Task description:
State the number of lines where "this" appears. Add nothing else.

Collected data entries
──────────
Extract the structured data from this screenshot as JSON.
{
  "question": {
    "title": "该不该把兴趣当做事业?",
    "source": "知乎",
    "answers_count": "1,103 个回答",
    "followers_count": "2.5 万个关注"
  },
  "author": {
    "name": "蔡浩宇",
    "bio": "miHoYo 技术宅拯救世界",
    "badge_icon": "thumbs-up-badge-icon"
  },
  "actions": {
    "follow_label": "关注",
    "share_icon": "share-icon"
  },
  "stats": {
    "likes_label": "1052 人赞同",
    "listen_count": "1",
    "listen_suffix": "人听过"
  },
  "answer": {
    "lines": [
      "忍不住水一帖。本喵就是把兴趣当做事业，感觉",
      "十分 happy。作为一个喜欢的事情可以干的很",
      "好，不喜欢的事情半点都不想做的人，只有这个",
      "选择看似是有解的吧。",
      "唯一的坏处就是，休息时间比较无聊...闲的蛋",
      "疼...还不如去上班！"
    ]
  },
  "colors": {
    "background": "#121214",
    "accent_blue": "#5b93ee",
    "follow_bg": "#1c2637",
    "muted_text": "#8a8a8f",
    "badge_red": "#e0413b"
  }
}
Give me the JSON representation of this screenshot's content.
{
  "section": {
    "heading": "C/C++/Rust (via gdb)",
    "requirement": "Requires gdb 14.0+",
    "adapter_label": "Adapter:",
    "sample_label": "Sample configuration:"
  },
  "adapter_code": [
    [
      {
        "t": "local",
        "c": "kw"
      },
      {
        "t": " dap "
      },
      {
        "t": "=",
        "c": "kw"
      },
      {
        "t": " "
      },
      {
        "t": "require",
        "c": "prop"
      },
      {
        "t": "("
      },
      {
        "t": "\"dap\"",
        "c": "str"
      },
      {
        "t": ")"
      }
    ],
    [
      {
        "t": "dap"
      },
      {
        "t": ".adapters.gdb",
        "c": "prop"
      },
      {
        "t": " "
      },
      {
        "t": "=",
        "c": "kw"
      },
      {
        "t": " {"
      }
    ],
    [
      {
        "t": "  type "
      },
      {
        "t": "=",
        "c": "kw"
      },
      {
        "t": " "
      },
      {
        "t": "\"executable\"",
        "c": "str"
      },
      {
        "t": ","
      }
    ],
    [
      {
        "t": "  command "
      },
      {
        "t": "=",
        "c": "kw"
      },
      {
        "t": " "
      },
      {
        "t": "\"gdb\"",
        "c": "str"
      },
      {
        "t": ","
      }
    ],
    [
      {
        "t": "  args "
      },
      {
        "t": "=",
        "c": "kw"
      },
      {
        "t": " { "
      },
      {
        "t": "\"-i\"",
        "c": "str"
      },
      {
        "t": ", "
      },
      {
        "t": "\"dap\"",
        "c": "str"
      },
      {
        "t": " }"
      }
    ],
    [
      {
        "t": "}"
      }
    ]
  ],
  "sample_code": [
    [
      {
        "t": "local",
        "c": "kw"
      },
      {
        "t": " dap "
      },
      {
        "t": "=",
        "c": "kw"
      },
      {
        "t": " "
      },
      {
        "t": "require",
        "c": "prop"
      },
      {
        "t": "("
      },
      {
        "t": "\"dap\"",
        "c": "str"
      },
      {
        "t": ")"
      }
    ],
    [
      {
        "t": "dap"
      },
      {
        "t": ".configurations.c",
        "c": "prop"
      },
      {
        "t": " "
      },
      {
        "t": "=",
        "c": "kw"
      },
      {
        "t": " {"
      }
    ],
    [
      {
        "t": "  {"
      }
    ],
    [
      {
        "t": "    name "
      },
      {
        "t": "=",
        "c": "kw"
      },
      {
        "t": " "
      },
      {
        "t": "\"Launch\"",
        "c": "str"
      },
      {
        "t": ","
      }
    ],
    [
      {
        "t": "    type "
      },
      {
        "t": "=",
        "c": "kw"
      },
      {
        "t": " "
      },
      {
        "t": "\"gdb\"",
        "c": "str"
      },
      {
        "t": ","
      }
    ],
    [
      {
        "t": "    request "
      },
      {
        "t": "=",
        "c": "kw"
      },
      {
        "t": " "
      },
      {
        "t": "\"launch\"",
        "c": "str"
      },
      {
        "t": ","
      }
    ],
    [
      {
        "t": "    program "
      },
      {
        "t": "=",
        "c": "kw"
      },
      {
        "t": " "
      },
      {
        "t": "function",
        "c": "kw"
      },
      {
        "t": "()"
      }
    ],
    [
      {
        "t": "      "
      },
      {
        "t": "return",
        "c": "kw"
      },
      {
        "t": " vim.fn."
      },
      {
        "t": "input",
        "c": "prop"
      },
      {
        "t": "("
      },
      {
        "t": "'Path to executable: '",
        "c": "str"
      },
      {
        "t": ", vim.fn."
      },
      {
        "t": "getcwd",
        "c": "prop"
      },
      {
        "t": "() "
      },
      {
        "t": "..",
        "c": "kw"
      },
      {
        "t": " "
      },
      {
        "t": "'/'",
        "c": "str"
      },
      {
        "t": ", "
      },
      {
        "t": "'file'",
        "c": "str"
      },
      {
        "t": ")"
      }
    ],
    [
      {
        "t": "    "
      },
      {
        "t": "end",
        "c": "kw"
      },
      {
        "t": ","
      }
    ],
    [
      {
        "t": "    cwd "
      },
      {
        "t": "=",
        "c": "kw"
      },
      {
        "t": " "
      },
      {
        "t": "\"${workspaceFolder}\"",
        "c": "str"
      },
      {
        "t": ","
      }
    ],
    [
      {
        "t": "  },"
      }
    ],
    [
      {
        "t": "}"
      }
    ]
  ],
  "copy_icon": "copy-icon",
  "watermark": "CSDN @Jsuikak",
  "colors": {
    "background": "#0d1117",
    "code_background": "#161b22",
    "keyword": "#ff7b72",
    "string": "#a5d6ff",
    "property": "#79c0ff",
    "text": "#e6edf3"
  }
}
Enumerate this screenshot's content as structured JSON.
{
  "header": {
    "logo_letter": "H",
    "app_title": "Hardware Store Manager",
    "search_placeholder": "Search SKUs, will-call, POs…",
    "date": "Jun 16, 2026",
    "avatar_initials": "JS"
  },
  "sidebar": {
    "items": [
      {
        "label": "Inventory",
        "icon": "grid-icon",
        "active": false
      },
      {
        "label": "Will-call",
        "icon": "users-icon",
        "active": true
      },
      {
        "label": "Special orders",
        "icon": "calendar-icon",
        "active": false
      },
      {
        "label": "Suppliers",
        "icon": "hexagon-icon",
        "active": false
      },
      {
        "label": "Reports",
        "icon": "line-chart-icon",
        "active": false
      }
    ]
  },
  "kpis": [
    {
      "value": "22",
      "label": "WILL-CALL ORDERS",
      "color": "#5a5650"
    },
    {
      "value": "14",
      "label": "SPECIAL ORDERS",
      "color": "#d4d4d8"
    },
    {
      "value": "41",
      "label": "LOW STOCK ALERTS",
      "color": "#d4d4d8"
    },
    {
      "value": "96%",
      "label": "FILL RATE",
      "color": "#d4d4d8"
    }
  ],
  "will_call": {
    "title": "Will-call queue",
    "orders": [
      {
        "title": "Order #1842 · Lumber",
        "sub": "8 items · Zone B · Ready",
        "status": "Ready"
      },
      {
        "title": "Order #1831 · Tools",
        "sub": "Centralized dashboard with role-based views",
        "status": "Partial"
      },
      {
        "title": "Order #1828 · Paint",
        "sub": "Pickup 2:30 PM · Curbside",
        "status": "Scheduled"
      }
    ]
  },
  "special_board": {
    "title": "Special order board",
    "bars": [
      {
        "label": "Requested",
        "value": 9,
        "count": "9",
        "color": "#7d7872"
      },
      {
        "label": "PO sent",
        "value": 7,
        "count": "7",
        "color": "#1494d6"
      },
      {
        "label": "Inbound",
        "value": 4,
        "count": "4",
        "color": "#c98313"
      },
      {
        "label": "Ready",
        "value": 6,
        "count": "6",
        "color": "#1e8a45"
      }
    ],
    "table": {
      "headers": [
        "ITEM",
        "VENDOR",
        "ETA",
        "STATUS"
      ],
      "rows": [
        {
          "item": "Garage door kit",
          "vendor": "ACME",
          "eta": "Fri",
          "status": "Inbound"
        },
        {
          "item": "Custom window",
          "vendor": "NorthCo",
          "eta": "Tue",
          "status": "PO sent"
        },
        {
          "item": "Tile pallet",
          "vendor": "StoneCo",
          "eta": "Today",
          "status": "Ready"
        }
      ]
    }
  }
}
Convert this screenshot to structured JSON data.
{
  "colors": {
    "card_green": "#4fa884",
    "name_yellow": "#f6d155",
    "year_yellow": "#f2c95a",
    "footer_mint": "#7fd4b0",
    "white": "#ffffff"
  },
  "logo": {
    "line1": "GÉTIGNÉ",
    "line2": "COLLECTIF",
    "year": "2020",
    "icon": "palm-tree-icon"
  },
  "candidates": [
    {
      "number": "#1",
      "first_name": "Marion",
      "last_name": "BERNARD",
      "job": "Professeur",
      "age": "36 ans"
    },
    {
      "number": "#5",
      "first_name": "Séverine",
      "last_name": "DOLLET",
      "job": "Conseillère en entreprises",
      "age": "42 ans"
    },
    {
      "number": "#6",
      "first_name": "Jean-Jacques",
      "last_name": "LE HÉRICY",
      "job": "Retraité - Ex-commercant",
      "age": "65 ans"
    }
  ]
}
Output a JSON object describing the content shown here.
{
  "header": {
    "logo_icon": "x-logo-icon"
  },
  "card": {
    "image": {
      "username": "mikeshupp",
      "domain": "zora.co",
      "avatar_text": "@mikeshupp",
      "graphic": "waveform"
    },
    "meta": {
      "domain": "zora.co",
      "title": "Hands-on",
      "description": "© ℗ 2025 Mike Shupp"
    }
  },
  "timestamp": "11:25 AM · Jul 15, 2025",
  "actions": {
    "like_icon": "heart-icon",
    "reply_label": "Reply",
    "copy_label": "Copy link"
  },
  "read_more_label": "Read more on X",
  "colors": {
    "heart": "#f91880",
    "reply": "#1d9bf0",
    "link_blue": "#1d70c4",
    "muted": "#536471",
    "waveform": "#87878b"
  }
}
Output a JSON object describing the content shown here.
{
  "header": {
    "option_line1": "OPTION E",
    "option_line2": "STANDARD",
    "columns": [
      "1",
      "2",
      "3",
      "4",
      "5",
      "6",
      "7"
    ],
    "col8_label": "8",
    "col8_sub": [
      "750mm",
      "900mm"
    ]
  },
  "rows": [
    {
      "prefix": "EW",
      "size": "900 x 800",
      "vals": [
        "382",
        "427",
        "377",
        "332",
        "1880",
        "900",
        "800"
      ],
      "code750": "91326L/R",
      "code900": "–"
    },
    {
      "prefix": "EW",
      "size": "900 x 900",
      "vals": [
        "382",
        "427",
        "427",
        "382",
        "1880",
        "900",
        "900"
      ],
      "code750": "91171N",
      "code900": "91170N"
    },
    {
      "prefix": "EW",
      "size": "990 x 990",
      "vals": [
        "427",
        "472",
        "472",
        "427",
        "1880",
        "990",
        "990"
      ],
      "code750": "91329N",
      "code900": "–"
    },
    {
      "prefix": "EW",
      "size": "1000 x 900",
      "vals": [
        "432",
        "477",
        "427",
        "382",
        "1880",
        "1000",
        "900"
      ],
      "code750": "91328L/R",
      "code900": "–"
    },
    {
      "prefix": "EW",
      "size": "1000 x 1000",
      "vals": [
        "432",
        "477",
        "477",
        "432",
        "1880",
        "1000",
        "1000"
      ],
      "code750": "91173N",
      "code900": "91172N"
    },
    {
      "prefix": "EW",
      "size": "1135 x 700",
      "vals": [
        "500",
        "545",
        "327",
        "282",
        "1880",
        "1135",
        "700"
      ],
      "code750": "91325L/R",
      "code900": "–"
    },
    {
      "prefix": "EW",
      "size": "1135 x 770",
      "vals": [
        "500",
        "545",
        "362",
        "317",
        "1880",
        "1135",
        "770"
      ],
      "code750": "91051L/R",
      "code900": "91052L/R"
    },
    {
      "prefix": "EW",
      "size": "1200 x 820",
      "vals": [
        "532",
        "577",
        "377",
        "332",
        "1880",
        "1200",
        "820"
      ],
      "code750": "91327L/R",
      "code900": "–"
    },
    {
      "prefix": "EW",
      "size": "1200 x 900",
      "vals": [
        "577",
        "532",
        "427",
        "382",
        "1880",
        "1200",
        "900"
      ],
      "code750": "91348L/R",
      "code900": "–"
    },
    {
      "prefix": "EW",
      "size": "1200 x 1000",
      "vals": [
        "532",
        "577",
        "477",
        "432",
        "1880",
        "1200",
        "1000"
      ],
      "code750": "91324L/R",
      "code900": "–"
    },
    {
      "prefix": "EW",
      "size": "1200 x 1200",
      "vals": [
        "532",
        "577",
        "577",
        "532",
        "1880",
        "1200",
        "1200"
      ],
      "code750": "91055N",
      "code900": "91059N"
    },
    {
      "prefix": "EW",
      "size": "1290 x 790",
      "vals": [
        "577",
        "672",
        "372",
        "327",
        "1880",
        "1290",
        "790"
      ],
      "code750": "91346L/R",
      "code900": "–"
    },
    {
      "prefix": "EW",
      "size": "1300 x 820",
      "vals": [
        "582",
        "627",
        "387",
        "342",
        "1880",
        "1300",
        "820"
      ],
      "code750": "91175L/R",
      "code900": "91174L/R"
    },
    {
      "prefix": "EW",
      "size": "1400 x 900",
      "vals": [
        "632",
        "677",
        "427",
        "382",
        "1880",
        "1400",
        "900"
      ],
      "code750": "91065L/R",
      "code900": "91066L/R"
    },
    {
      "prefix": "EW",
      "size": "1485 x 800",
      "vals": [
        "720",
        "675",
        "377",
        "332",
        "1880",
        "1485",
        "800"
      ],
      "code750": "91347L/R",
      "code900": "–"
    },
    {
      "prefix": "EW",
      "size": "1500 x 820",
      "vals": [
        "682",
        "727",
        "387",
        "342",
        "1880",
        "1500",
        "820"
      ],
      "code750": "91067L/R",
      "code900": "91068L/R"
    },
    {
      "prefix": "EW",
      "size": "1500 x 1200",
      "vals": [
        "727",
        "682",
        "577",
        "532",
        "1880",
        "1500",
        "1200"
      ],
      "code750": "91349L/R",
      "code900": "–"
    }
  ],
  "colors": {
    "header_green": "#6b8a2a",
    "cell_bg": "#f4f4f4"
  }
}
──────────
Written answer:
4